··· Records provided ···
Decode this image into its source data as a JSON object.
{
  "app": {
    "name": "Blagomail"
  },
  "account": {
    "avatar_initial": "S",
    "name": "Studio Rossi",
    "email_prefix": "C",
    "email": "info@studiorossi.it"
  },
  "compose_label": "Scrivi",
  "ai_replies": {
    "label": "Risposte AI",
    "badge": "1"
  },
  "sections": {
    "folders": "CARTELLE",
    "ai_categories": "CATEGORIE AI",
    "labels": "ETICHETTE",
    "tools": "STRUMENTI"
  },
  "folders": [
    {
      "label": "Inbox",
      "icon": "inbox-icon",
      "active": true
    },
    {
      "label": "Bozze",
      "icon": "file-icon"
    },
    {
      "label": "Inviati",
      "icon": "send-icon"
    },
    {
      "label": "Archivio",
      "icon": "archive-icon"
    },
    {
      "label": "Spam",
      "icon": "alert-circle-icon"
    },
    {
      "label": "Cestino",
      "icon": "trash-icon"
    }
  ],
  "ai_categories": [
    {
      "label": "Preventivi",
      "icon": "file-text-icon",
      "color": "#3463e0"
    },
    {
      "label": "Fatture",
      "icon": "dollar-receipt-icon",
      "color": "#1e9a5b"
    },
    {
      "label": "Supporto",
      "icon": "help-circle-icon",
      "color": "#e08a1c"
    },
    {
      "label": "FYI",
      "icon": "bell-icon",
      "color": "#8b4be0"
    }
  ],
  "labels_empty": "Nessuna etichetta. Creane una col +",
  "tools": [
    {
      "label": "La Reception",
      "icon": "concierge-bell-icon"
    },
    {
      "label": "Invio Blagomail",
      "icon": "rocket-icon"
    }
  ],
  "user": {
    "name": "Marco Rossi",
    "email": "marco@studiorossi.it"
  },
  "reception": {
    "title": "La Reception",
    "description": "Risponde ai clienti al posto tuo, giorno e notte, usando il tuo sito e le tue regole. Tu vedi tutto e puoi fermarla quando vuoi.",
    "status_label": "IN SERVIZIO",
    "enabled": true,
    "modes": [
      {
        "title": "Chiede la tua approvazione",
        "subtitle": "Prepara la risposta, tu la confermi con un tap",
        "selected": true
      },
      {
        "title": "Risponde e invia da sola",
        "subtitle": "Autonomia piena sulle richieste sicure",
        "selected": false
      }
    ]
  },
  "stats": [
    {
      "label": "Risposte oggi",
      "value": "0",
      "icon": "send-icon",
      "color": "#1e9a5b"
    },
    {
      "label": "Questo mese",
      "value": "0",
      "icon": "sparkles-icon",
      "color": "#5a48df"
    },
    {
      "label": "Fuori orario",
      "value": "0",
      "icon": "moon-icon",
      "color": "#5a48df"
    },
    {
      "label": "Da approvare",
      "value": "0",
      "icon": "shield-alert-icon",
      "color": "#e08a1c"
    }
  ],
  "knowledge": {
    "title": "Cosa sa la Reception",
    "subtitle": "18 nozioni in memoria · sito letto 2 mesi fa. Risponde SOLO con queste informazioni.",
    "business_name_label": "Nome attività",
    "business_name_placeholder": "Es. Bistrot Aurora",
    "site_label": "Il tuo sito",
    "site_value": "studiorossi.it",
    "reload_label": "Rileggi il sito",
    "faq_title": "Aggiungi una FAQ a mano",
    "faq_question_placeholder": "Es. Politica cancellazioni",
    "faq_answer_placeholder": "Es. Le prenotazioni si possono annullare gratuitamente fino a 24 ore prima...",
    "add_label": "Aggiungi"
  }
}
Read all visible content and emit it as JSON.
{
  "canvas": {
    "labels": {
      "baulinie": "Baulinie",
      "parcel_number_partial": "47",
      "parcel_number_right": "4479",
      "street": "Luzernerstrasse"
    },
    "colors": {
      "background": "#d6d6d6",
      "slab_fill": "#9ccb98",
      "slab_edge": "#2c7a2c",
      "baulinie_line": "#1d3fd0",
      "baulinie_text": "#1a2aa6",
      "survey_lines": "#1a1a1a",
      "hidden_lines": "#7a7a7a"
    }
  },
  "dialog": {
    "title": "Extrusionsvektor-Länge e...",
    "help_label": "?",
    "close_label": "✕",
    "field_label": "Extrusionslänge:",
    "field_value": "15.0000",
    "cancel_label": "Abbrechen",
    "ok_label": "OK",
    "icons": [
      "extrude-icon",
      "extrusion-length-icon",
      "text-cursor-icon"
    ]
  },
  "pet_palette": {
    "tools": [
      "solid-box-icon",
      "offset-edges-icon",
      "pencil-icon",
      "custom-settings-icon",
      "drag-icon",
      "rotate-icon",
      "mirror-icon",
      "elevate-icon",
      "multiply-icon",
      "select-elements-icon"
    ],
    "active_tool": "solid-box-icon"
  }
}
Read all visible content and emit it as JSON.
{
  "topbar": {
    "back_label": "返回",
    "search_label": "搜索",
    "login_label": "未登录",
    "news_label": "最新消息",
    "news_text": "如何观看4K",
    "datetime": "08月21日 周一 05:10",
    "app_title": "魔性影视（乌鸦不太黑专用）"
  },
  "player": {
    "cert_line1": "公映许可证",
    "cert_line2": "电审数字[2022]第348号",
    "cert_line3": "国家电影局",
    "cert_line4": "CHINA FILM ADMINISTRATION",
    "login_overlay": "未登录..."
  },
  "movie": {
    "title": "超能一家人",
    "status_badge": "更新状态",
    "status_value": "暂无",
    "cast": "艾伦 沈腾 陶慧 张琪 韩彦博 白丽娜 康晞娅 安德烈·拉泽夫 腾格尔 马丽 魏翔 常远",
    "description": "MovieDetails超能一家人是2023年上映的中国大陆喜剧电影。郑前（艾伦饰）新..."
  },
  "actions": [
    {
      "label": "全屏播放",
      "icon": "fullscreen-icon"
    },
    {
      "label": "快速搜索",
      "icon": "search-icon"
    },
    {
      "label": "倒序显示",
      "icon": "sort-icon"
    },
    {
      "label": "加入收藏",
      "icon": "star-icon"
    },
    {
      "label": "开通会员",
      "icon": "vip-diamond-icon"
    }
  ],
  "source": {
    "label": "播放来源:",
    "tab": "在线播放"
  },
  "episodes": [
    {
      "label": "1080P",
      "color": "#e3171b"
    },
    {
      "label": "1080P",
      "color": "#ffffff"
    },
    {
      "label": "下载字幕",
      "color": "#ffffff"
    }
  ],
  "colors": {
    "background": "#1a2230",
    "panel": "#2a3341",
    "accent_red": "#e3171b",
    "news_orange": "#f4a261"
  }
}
···
• _What this task involves_: Write the data out again in full and exactly.

• _Exercise response_:
Decode this image into its source data as a JSON object.
{
  "app": {
    "name": "Blagomail"
  },
  "account": {
    "avatar_initial": "S",
    "name": "Studio Rossi",
    "email_prefix": "C",
    "email": "info@studiorossi.it"
  },
  "compose_label": "Scrivi",
  "ai_replies": {
    "label": "Risposte AI",
    "badge": "1"
  },
  "sections": {
    "folders": "CARTELLE",
    "ai_categories": "CATEGORIE AI",
    "labels": "ETICHETTE",
    "tools": "STRUMENTI"
  },
  "folders": [
    {
      "label": "Inbox",
      "icon": "inbox-icon",
      "active": true
    },
    {
      "label": "Bozze",
      "icon": "file-icon"
    },
    {
      "label": "Inviati",
      "icon": "send-icon"
    },
    {
      "label": "Archivio",
      "icon": "archive-icon"
    },
    {
      "label": "Spam",
      "icon": "alert-circle-icon"
    },
    {
      "label": "Cestino",
      "icon": "trash-icon"
    }
  ],
  "ai_categories": [
    {
      "label": "Preventivi",
      "icon": "file-text-icon",
      "color": "#3463e0"
    },
    {
      "label": "Fatture",
      "icon": "dollar-receipt-icon",
      "color": "#1e9a5b"
    },
    {
      "label": "Supporto",
      "icon": "help-circle-icon",
      "color": "#e08a1c"
    },
    {
      "label": "FYI",
      "icon": "bell-icon",
      "color": "#8b4be0"
    }
  ],
  "labels_empty": "Nessuna etichetta. Creane una col +",
  "tools": [
    {
      "label": "La Reception",
      "icon": "concierge-bell-icon"
    },
    {
      "label": "Invio Blagomail",
      "icon": "rocket-icon"
    }
  ],
  "user": {
    "name": "Marco Rossi",
    "email": "marco@studiorossi.it"
  },
  "reception": {
    "title": "La Reception",
    "description": "Risponde ai clienti al posto tuo, giorno e notte, usando il tuo sito e le tue regole. Tu vedi tutto e puoi fermarla quando vuoi.",
    "status_label": "IN SERVIZIO",
    "enabled": true,
    "modes": [
      {
        "title": "Chiede la tua approvazione",
        "subtitle": "Prepara la risposta, tu la confermi con un tap",
        "selected": true
      },
      {
        "title": "Risponde e invia da sola",
        "subtitle": "Autonomia piena sulle richieste sicure",
        "selected": false
      }
    ]
  },
  "stats": [
    {
      "label": "Risposte oggi",
      "value": "0",
      "icon": "send-icon",
      "color": "#1e9a5b"
    },
    {
      "label": "Questo mese",
      "value": "0",
      "icon": "sparkles-icon",
      "color": "#5a48df"
    },
    {
      "label": "Fuori orario",
      "value": "0",
      "icon": "moon-icon",
      "color": "#5a48df"
    },
    {
      "label": "Da approvare",
      "value": "0",
      "icon": "shield-alert-icon",
      "color": "#e08a1c"
    }
  ],
  "knowledge": {
    "title": "Cosa sa la Reception",
    "subtitle": "18 nozioni in memoria · sito letto 2 mesi fa. Risponde SOLO con queste informazioni.",
    "business_name_label": "Nome attività",
    "business_name_placeholder": "Es. Bistrot Aurora",
    "site_label": "Il tuo sito",
    "site_value": "studiorossi.it",
    "reload_label": "Rileggi il sito",
    "faq_title": "Aggiungi una FAQ a mano",
    "faq_question_placeholder": "Es. Politica cancellazioni",
    "faq_answer_placeholder": "Es. Le prenotazioni si possono annullare gratuitamente fino a 24 ore prima...",
    "add_label": "Aggiungi"
  }
}
Read all visible content and emit it as JSON.
{
  "canvas": {
    "labels": {
      "baulinie": "Baulinie",
      "parcel_number_partial": "47",
      "parcel_number_right": "4479",
      "street": "Luzernerstrasse"
    },
    "colors": {
      "background": "#d6d6d6",
      "slab_fill": "#9ccb98",
      "slab_edge": "#2c7a2c",
      "baulinie_line": "#1d3fd0",
      "baulinie_text": "#1a2aa6",
      "survey_lines": "#1a1a1a",
      "hidden_lines": "#7a7a7a"
    }
  },
  "dialog": {
    "title": "Extrusionsvektor-Länge e...",
    "help_label": "?",
    "close_label": "✕",
    "field_label": "Extrusionslänge:",
    "field_value": "15.0000",
    "cancel_label": "Abbrechen",
    "ok_label": "OK",
    "icons": [
      "extrude-icon",
      "extrusion-length-icon",
      "text-cursor-icon"
    ]
  },
  "pet_palette": {
    "tools": [
      "solid-box-icon",
      "offset-edges-icon",
      "pencil-icon",
      "custom-settings-icon",
      "drag-icon",
      "rotate-icon",
      "mirror-icon",
      "elevate-icon",
      "multiply-icon",
      "select-elements-icon"
    ],
    "active_tool": "solid-box-icon"
  }
}
Read all visible content and emit it as JSON.
{
  "topbar": {
    "back_label": "返回",
    "search_label": "搜索",
    "login_label": "未登录",
    "news_label": "最新消息",
    "news_text": "如何观看4K",
    "datetime": "08月21日 周一 05:10",
    "app_title": "魔性影视（乌鸦不太黑专用）"
  },
  "player": {
    "cert_line1": "公映许可证",
    "cert_line2": "电审数字[2022]第348号",
    "cert_line3": "国家电影局",
    "cert_line4": "CHINA FILM ADMINISTRATION",
    "login_overlay": "未登录..."
  },
  "movie": {
    "title": "超能一家人",
    "status_badge": "更新状态",
    "status_value": "暂无",
    "cast": "艾伦 沈腾 陶慧 张琪 韩彦博 白丽娜 康晞娅 安德烈·拉泽夫 腾格尔 马丽 魏翔 常远",
    "description": "MovieDetails超能一家人是2023年上映的中国大陆喜剧电影。郑前（艾伦饰）新..."
  },
  "actions": [
    {
      "label": "全屏播放",
      "icon": "fullscreen-icon"
    },
    {
      "label": "快速搜索",
      "icon": "search-icon"
    },
    {
      "label": "倒序显示",
      "icon": "sort-icon"
    },
    {
      "label": "加入收藏",
      "icon": "star-icon"
    },
    {
      "label": "开通会员",
      "icon": "vip-diamond-icon"
    }
  ],
  "source": {
    "label": "播放来源:",
    "tab": "在线播放"
  },
  "episodes": [
    {
      "label": "1080P",
      "color": "#e3171b"
    },
    {
      "label": "1080P",
      "color": "#ffffff"
    },
    {
      "label": "下载字幕",
      "color": "#ffffff"
    }
  ],
  "colors": {
    "background": "#1a2230",
    "panel": "#2a3341",
    "accent_red": "#e3171b",
    "news_orange": "#f4a261"
  }
}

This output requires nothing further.